What you will do => Retype the data that follows line by line, exactly, and leave its pictures out.
### Data for this task
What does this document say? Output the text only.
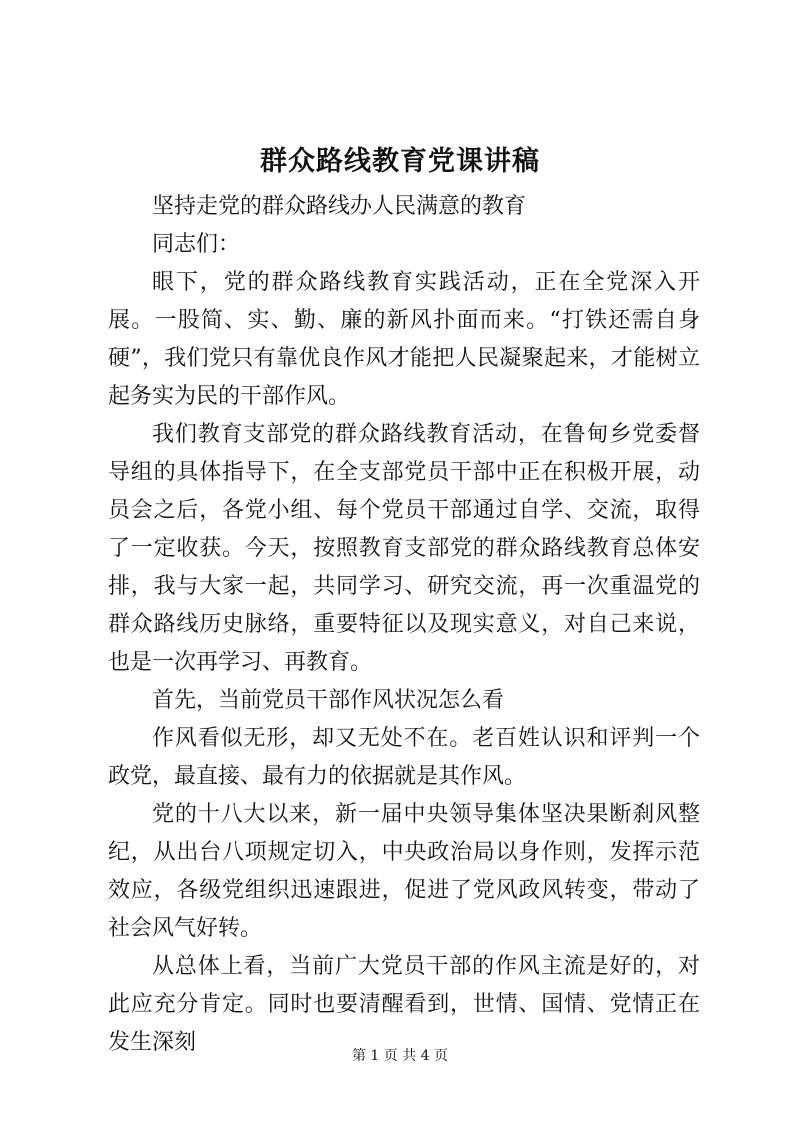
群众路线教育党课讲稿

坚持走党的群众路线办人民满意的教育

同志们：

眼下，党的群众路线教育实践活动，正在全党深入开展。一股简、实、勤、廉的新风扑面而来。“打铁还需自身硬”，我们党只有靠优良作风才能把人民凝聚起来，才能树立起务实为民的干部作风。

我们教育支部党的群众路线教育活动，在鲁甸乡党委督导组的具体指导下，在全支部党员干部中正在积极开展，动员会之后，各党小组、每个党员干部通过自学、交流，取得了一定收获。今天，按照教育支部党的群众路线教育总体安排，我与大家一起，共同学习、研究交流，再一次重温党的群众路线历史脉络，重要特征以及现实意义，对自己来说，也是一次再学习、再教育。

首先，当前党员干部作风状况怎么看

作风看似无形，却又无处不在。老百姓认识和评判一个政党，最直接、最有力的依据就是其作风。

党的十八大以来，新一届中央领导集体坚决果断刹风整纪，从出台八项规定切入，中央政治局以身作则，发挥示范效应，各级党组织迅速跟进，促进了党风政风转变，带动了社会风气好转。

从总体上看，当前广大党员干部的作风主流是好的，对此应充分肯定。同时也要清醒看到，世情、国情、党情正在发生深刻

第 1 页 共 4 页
######
Solution for this problem =>
What does this document say? Output the text only.
群众路线教育党课讲稿

坚持走党的群众路线办人民满意的教育

同志们：

眼下，党的群众路线教育实践活动，正在全党深入开展。一股简、实、勤、廉的新风扑面而来。“打铁还需自身硬”，我们党只有靠优良作风才能把人民凝聚起来，才能树立起务实为民的干部作风。

我们教育支部党的群众路线教育活动，在鲁甸乡党委督导组的具体指导下，在全支部党员干部中正在积极开展，动员会之后，各党小组、每个党员干部通过自学、交流，取得了一定收获。今天，按照教育支部党的群众路线教育总体安排，我与大家一起，共同学习、研究交流，再一次重温党的群众路线历史脉络，重要特征以及现实意义，对自己来说，也是一次再学习、再教育。

首先，当前党员干部作风状况怎么看

作风看似无形，却又无处不在。老百姓认识和评判一个政党，最直接、最有力的依据就是其作风。

党的十八大以来，新一届中央领导集体坚决果断刹风整纪，从出台八项规定切入，中央政治局以身作则，发挥示范效应，各级党组织迅速跟进，促进了党风政风转变，带动了社会风气好转。

从总体上看，当前广大党员干部的作风主流是好的，对此应充分肯定。同时也要清醒看到，世情、国情、党情正在发生深刻

第 1 页 共 4 页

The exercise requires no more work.